** START Dataset records **

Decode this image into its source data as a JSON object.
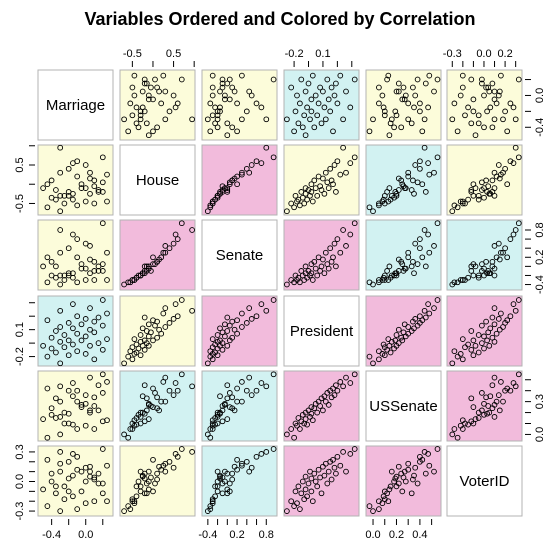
{
  "chart_data": {
    "type": "scatter-matrix",
    "title": "Variables Ordered and Colored by Correlation",
    "color_key": {
      "Y": "#FCFCDA",
      "C": "#D2F2F2",
      "P": "#F2BBDC"
    },
    "panel_colors": [
      [
        "-",
        "Y",
        "Y",
        "C",
        "Y",
        "Y"
      ],
      [
        "Y",
        "-",
        "P",
        "Y",
        "C",
        "Y"
      ],
      [
        "Y",
        "P",
        "-",
        "P",
        "C",
        "C"
      ],
      [
        "C",
        "Y",
        "P",
        "-",
        "P",
        "P"
      ],
      [
        "Y",
        "C",
        "C",
        "P",
        "-",
        "P"
      ],
      [
        "Y",
        "Y",
        "C",
        "P",
        "P",
        "-"
      ]
    ],
    "variables": [
      {
        "name": "Marriage",
        "range": [
          -0.56,
          0.32
        ],
        "ticks": [
          -0.4,
          -0.2,
          0.0,
          0.2
        ],
        "tick_labels": [
          "-0.4",
          "",
          "0.0",
          ""
        ],
        "values": [
          -0.3,
          0.1,
          -0.45,
          -0.2,
          0.0,
          -0.35,
          -0.1,
          0.2,
          -0.4,
          -0.25,
          0.05,
          -0.5,
          -0.15,
          0.15,
          -0.3,
          -0.05,
          -0.2,
          0.25,
          -0.4,
          0.0,
          -0.25,
          -0.1,
          0.1,
          -0.35,
          0.05,
          -0.15,
          -0.3,
          0.2,
          -0.05,
          -0.2,
          0.1,
          -0.45,
          0.0,
          0.15,
          -0.1,
          0.25,
          -0.3,
          0.05,
          -0.15,
          0.2
        ]
      },
      {
        "name": "House",
        "range": [
          -0.8,
          1.02
        ],
        "ticks": [
          -0.5,
          0.0,
          0.5,
          1.0
        ],
        "tick_labels": [
          "-0.5",
          "",
          "0.5",
          ""
        ],
        "values": [
          -0.7,
          -0.5,
          -0.6,
          -0.3,
          -0.45,
          -0.4,
          -0.55,
          -0.2,
          -0.35,
          -0.5,
          -0.25,
          -0.1,
          -0.4,
          -0.15,
          -0.3,
          0.0,
          -0.2,
          -0.45,
          0.1,
          -0.1,
          -0.3,
          0.2,
          -0.05,
          -0.15,
          0.15,
          -0.25,
          0.3,
          0.05,
          -0.1,
          0.4,
          0.1,
          0.0,
          0.5,
          -0.2,
          0.6,
          0.25,
          0.95,
          0.3,
          0.55,
          0.7
        ]
      },
      {
        "name": "Senate",
        "range": [
          -0.52,
          1.02
        ],
        "ticks": [
          -0.4,
          -0.2,
          0.0,
          0.2,
          0.4,
          0.6,
          0.8
        ],
        "tick_labels": [
          "-0.4",
          "",
          "",
          "0.2",
          "",
          "",
          "0.8"
        ],
        "values": [
          -0.4,
          -0.3,
          -0.35,
          -0.2,
          -0.3,
          -0.25,
          -0.35,
          -0.1,
          -0.2,
          -0.3,
          -0.15,
          0.0,
          -0.25,
          -0.1,
          -0.2,
          0.05,
          -0.15,
          -0.3,
          0.1,
          -0.05,
          -0.2,
          0.2,
          -0.1,
          0.0,
          0.15,
          -0.15,
          0.3,
          0.05,
          -0.05,
          0.4,
          0.1,
          0.2,
          0.5,
          0.0,
          0.6,
          0.3,
          0.8,
          0.45,
          0.7,
          0.95
        ]
      },
      {
        "name": "President",
        "range": [
          -0.27,
          0.25
        ],
        "ticks": [
          -0.2,
          -0.1,
          0.0,
          0.1,
          0.2
        ],
        "tick_labels": [
          "-0.2",
          "",
          "0.1",
          "",
          ""
        ],
        "values": [
          -0.25,
          -0.22,
          -0.2,
          -0.19,
          -0.18,
          -0.17,
          -0.16,
          -0.15,
          -0.14,
          -0.13,
          -0.12,
          -0.12,
          -0.11,
          -0.1,
          -0.09,
          -0.08,
          -0.08,
          -0.07,
          -0.06,
          -0.05,
          -0.04,
          -0.03,
          -0.02,
          -0.01,
          0.0,
          0.01,
          0.02,
          0.03,
          0.04,
          0.05,
          0.06,
          0.07,
          0.08,
          0.09,
          0.1,
          0.12,
          0.14,
          0.16,
          0.19,
          0.22
        ]
      },
      {
        "name": "USSenate",
        "range": [
          -0.06,
          0.58
        ],
        "ticks": [
          0.0,
          0.1,
          0.2,
          0.3,
          0.4,
          0.5
        ],
        "tick_labels": [
          "0.0",
          "",
          "0.2",
          "",
          "0.4",
          ""
        ],
        "right_tick_labels": [
          "0.0",
          "",
          "",
          "0.3",
          "",
          ""
        ],
        "values": [
          0.0,
          0.05,
          -0.03,
          0.1,
          0.08,
          0.15,
          0.05,
          0.12,
          0.18,
          0.1,
          0.2,
          0.14,
          0.09,
          0.22,
          0.16,
          0.25,
          0.19,
          0.13,
          0.24,
          0.28,
          0.2,
          0.3,
          0.26,
          0.33,
          0.22,
          0.35,
          0.3,
          0.38,
          0.27,
          0.4,
          0.34,
          0.42,
          0.36,
          0.45,
          0.4,
          0.48,
          0.44,
          0.52,
          0.47,
          0.55
        ]
      },
      {
        "name": "VoterID",
        "range": [
          -0.35,
          0.36
        ],
        "ticks": [
          -0.3,
          -0.2,
          -0.1,
          0.0,
          0.1,
          0.2,
          0.3
        ],
        "tick_labels": [
          "-0.3",
          "",
          "",
          "0.0",
          "",
          "0.2",
          ""
        ],
        "left_tick_labels": [
          "-0.3",
          "",
          "",
          "0.0",
          "",
          "",
          "0.3"
        ],
        "values": [
          -0.3,
          -0.2,
          -0.25,
          -0.1,
          -0.22,
          -0.05,
          -0.28,
          -0.12,
          0.0,
          -0.18,
          0.05,
          -0.08,
          -0.15,
          -0.02,
          0.1,
          -0.1,
          0.03,
          -0.2,
          0.08,
          0.0,
          -0.05,
          0.12,
          0.04,
          -0.12,
          0.15,
          0.06,
          0.18,
          -0.02,
          0.1,
          0.2,
          0.02,
          0.22,
          0.14,
          0.08,
          0.25,
          0.16,
          0.3,
          0.1,
          0.28,
          0.33
        ]
      }
    ]
  }
}
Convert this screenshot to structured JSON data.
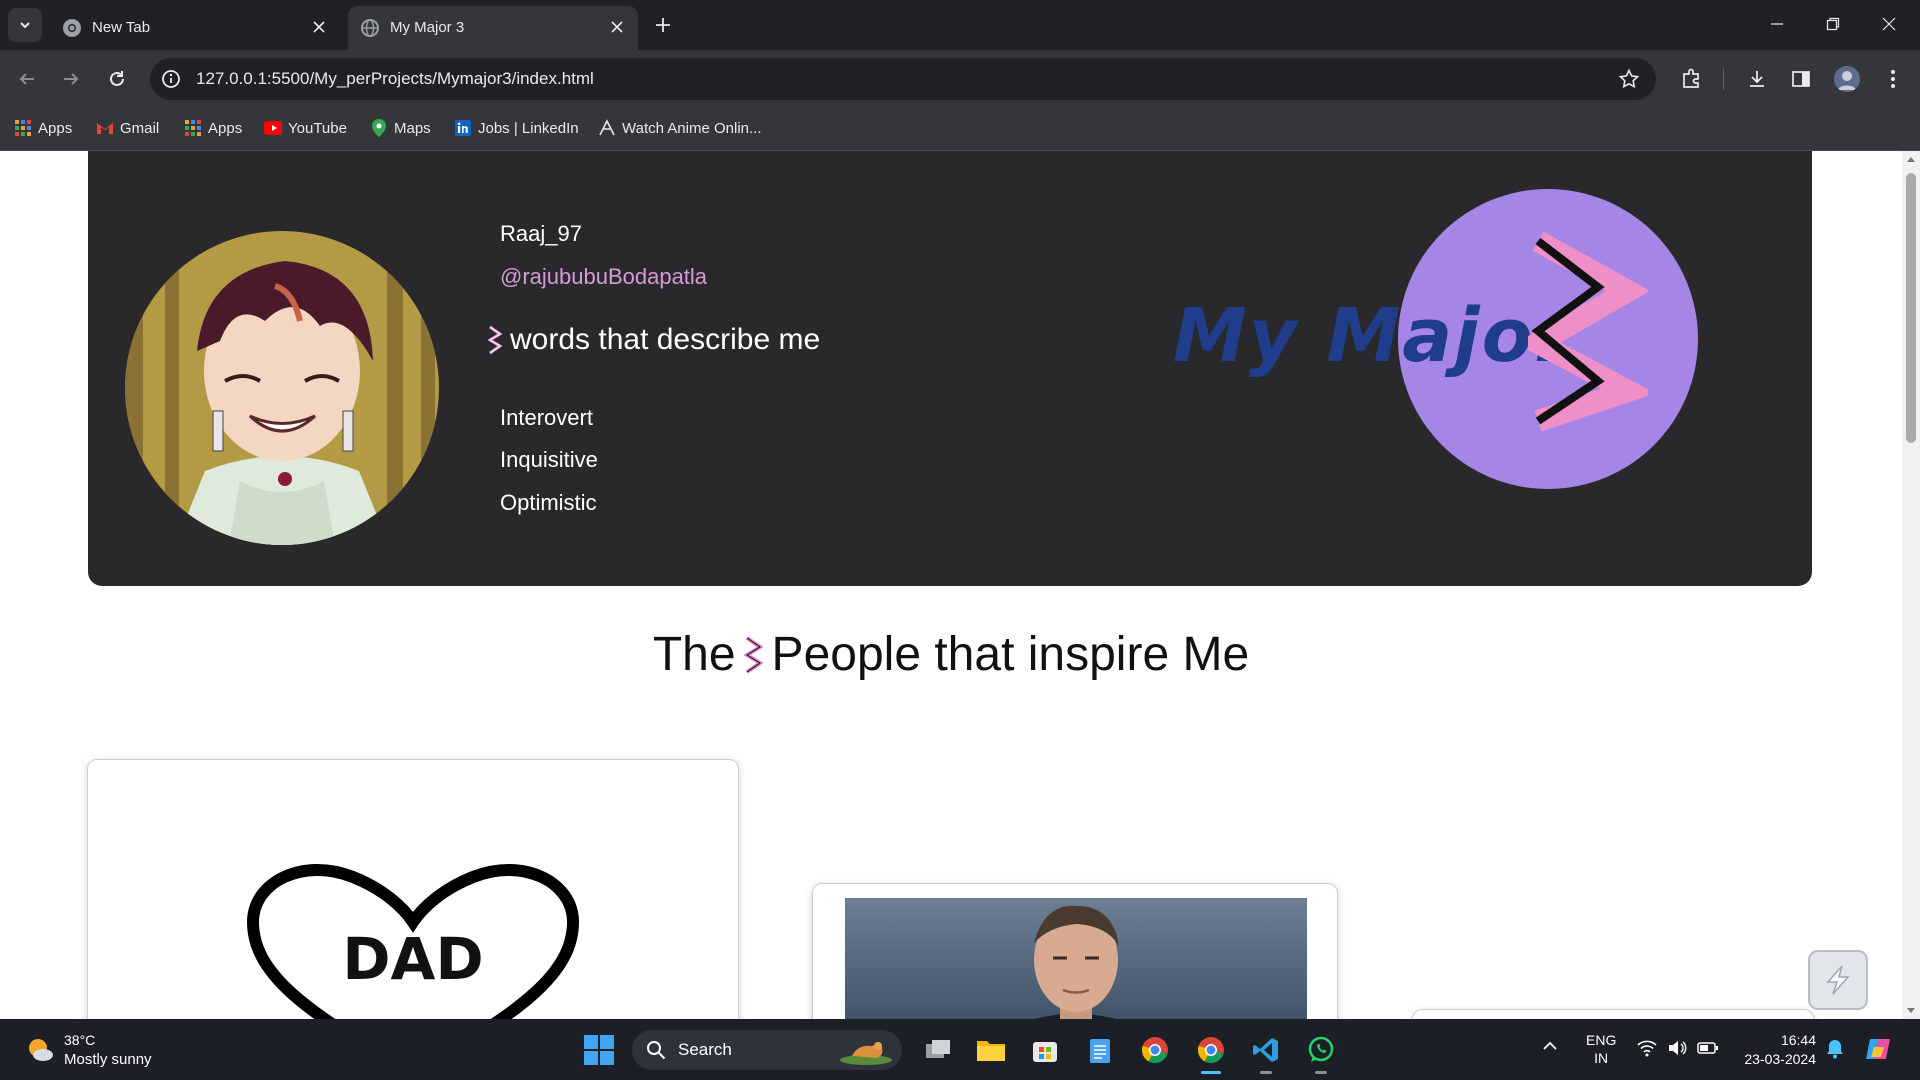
{
  "browser": {
    "tabs": [
      {
        "title": "New Tab"
      },
      {
        "title": "My Major 3"
      }
    ],
    "url": "127.0.0.1:5500/My_perProjects/Mymajor3/index.html",
    "bookmarks": [
      "Apps",
      "Gmail",
      "Apps",
      "YouTube",
      "Maps",
      "Jobs | LinkedIn",
      "Watch Anime Onlin..."
    ]
  },
  "page": {
    "profile": {
      "username": "Raaj_97",
      "handle": "@rajububuBodapatla",
      "words_heading": "words that describe me",
      "traits": [
        "Interovert",
        "Inquisitive",
        "Optimistic"
      ]
    },
    "brand": {
      "text": "My Major"
    },
    "inspire_heading": {
      "before": "The",
      "after": "People that inspire Me"
    },
    "cards": {
      "dad_label": "DAD"
    }
  },
  "taskbar": {
    "weather": {
      "temp": "38°C",
      "condition": "Mostly sunny"
    },
    "search_label": "Search",
    "language": {
      "line1": "ENG",
      "line2": "IN"
    },
    "time": "16:44",
    "date": "23-03-2024"
  },
  "colors": {
    "hero_bg": "#29292b",
    "accent_pink": "#e48bd0",
    "brand_circle": "#a585e6",
    "brand_text": "#1f3d8a"
  }
}
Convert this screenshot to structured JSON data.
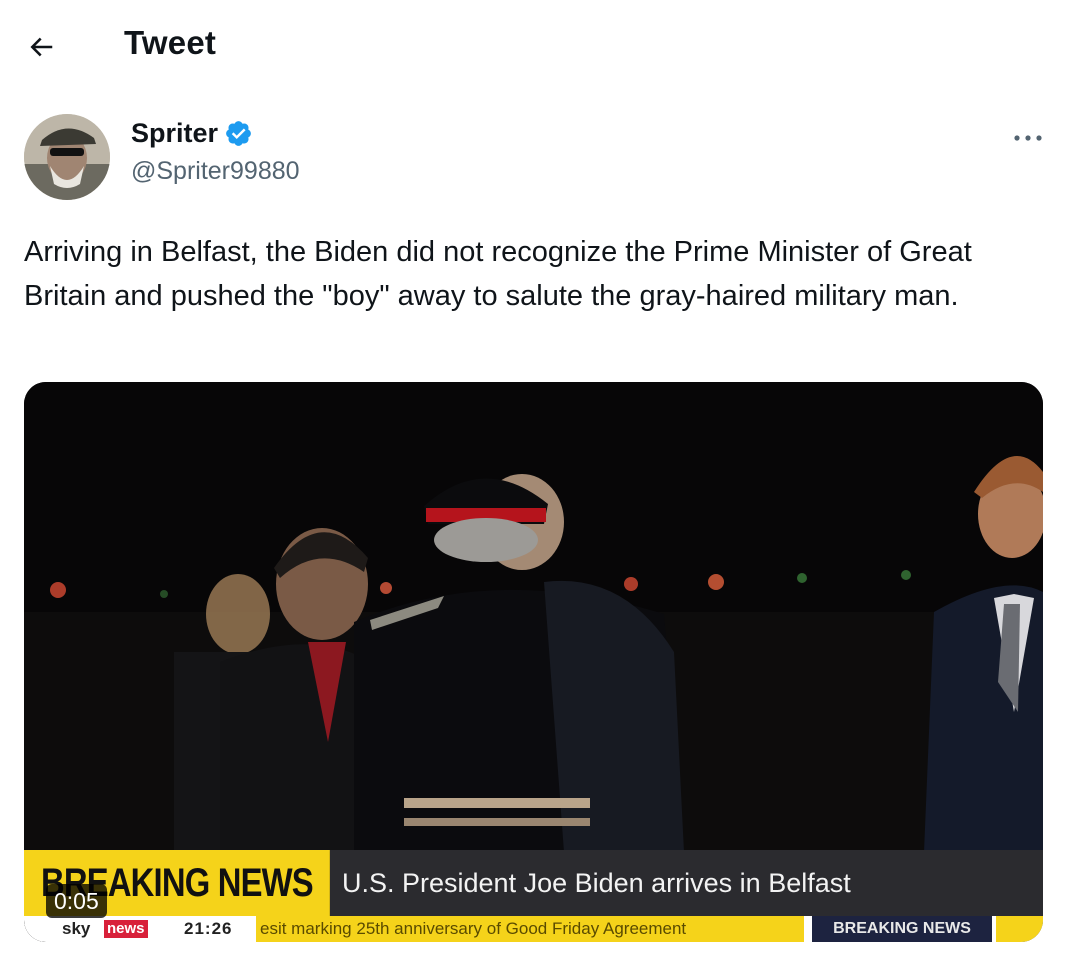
{
  "header": {
    "title": "Tweet",
    "back_icon": "arrow-left-icon"
  },
  "author": {
    "name": "Spriter",
    "handle": "@Spriter99880",
    "verified": true,
    "badge_color": "#1d9bf0"
  },
  "tweet": {
    "text": "Arriving in Belfast, the Biden did not recognize the Prime Minister of Great Britain and pushed the \"boy\" away to salute the gray-haired military man."
  },
  "video": {
    "duration": "0:05",
    "lower_third": {
      "breaking": "BREAKING NEWS",
      "headline": "U.S. President Joe Biden arrives in Belfast"
    },
    "ticker": {
      "brand": "sky",
      "brand_box": "news",
      "time": "21:26",
      "text": "esit marking 25th anniversary of Good Friday Agreement",
      "label": "BREAKING NEWS"
    }
  },
  "colors": {
    "text": "#0f1419",
    "secondary": "#536471",
    "accent": "#1d9bf0",
    "breaking_yellow": "#f5d31a"
  }
}
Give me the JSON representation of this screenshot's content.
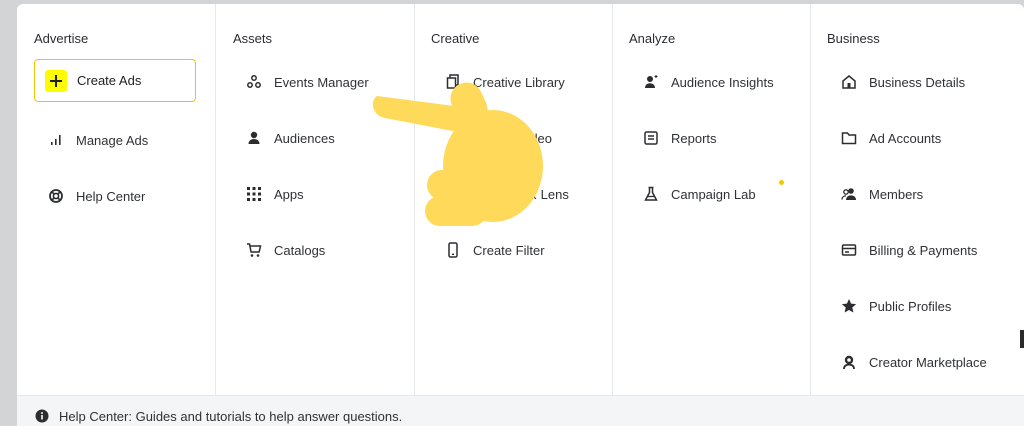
{
  "columns": {
    "advertise": {
      "header": "Advertise",
      "create_ads": "Create Ads",
      "manage_ads": "Manage Ads",
      "help_center": "Help Center"
    },
    "assets": {
      "header": "Assets",
      "items": [
        "Events Manager",
        "Audiences",
        "Apps",
        "Catalogs"
      ]
    },
    "creative": {
      "header": "Creative",
      "items": [
        "Creative Library",
        "Video",
        "AR Lens",
        "Create Filter"
      ]
    },
    "analyze": {
      "header": "Analyze",
      "items": [
        "Audience Insights",
        "Reports",
        "Campaign Lab"
      ]
    },
    "business": {
      "header": "Business",
      "items": [
        "Business Details",
        "Ad Accounts",
        "Members",
        "Billing & Payments",
        "Public Profiles",
        "Creator Marketplace"
      ]
    }
  },
  "footer": {
    "text": "Help Center: Guides and tutorials to help answer questions."
  },
  "colors": {
    "accent_yellow": "#fffc00",
    "border_yellow": "#f0c400",
    "new_dot": "#f7c600",
    "pointing_hand": "#ffd95a"
  },
  "icons": {
    "create_ads": "plus-icon",
    "manage_ads": "bar-chart-icon",
    "help_center": "lifebuoy-icon",
    "events_manager": "nodes-icon",
    "audiences": "person-icon",
    "apps": "grid-icon",
    "catalogs": "cart-icon",
    "creative_library": "stack-icon",
    "create_filter": "phone-icon",
    "audience_insights": "person-sparkle-icon",
    "reports": "document-icon",
    "campaign_lab": "flask-icon",
    "business_details": "home-icon",
    "ad_accounts": "folder-icon",
    "members": "people-icon",
    "billing": "card-icon",
    "public_profiles": "star-icon",
    "creator_marketplace": "creator-icon",
    "footer_info": "info-icon",
    "overlay": "pointing-hand-emoji"
  }
}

** END Dataset records **

Requirement — Count every line above that holds the string "this" and give the total, nothing more.

The response — 4